======== Provided records ========

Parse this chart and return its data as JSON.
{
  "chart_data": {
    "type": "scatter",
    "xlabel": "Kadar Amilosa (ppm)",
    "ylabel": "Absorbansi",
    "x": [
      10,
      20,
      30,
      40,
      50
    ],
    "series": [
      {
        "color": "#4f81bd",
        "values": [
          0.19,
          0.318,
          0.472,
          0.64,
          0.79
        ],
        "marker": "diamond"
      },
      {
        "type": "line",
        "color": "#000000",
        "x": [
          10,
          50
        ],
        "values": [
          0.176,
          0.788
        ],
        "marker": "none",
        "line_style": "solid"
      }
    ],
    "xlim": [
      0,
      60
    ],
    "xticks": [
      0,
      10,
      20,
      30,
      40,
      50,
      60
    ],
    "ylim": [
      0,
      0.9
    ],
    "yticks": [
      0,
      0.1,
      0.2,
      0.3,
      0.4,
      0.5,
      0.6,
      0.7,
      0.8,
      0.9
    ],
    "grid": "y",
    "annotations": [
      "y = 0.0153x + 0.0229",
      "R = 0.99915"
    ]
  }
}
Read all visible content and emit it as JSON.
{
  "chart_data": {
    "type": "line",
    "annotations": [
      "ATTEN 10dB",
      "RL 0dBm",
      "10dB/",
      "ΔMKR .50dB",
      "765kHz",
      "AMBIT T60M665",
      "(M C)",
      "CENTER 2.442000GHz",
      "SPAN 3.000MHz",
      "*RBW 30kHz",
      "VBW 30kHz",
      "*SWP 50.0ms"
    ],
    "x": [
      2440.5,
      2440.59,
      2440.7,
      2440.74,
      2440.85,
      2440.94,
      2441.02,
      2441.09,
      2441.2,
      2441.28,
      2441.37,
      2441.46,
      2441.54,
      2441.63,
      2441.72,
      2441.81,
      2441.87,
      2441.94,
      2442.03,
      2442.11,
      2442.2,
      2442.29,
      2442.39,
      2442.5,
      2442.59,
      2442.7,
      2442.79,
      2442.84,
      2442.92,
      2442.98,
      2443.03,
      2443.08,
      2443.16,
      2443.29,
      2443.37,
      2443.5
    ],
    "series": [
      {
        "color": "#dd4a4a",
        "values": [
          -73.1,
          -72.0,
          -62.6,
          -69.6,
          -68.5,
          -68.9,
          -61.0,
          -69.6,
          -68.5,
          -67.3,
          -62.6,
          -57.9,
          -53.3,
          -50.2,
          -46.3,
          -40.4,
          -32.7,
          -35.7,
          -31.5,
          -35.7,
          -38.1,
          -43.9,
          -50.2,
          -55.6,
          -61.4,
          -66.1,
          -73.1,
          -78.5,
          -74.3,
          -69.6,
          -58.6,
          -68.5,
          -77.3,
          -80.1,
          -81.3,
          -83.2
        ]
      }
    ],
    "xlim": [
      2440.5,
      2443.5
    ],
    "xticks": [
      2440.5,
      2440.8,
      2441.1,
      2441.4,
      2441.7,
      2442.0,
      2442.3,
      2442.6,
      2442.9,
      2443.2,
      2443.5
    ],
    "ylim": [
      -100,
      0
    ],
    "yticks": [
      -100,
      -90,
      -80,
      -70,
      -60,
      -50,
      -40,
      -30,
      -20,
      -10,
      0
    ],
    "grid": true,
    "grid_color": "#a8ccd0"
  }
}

========

> [Task requirements] Repeat the material above in full, keeping every word.

> [Result of this exercise]
Parse this chart and return its data as JSON.
{
  "chart_data": {
    "type": "scatter",
    "xlabel": "Kadar Amilosa (ppm)",
    "ylabel": "Absorbansi",
    "x": [
      10,
      20,
      30,
      40,
      50
    ],
    "series": [
      {
        "color": "#4f81bd",
        "values": [
          0.19,
          0.318,
          0.472,
          0.64,
          0.79
        ],
        "marker": "diamond"
      },
      {
        "type": "line",
        "color": "#000000",
        "x": [
          10,
          50
        ],
        "values": [
          0.176,
          0.788
        ],
        "marker": "none",
        "line_style": "solid"
      }
    ],
    "xlim": [
      0,
      60
    ],
    "xticks": [
      0,
      10,
      20,
      30,
      40,
      50,
      60
    ],
    "ylim": [
      0,
      0.9
    ],
    "yticks": [
      0,
      0.1,
      0.2,
      0.3,
      0.4,
      0.5,
      0.6,
      0.7,
      0.8,
      0.9
    ],
    "grid": "y",
    "annotations": [
      "y = 0.0153x + 0.0229",
      "R = 0.99915"
    ]
  }
}
Read all visible content and emit it as JSON.
{
  "chart_data": {
    "type": "line",
    "annotations": [
      "ATTEN 10dB",
      "RL 0dBm",
      "10dB/",
      "ΔMKR .50dB",
      "765kHz",
      "AMBIT T60M665",
      "(M C)",
      "CENTER 2.442000GHz",
      "SPAN 3.000MHz",
      "*RBW 30kHz",
      "VBW 30kHz",
      "*SWP 50.0ms"
    ],
    "x": [
      2440.5,
      2440.59,
      2440.7,
      2440.74,
      2440.85,
      2440.94,
      2441.02,
      2441.09,
      2441.2,
      2441.28,
      2441.37,
      2441.46,
      2441.54,
      2441.63,
      2441.72,
      2441.81,
      2441.87,
      2441.94,
      2442.03,
      2442.11,
      2442.2,
      2442.29,
      2442.39,
      2442.5,
      2442.59,
      2442.7,
      2442.79,
      2442.84,
      2442.92,
      2442.98,
      2443.03,
      2443.08,
      2443.16,
      2443.29,
      2443.37,
      2443.5
    ],
    "series": [
      {
        "color": "#dd4a4a",
        "values": [
          -73.1,
          -72.0,
          -62.6,
          -69.6,
          -68.5,
          -68.9,
          -61.0,
          -69.6,
          -68.5,
          -67.3,
          -62.6,
          -57.9,
          -53.3,
          -50.2,
          -46.3,
          -40.4,
          -32.7,
          -35.7,
          -31.5,
          -35.7,
          -38.1,
          -43.9,
          -50.2,
          -55.6,
          -61.4,
          -66.1,
          -73.1,
          -78.5,
          -74.3,
          -69.6,
          -58.6,
          -68.5,
          -77.3,
          -80.1,
          -81.3,
          -83.2
        ]
      }
    ],
    "xlim": [
      2440.5,
      2443.5
    ],
    "xticks": [
      2440.5,
      2440.8,
      2441.1,
      2441.4,
      2441.7,
      2442.0,
      2442.3,
      2442.6,
      2442.9,
      2443.2,
      2443.5
    ],
    "ylim": [
      -100,
      0
    ],
    "yticks": [
      -100,
      -90,
      -80,
      -70,
      -60,
      -50,
      -40,
      -30,
      -20,
      -10,
      0
    ],
    "grid": true,
    "grid_color": "#a8ccd0"
  }
}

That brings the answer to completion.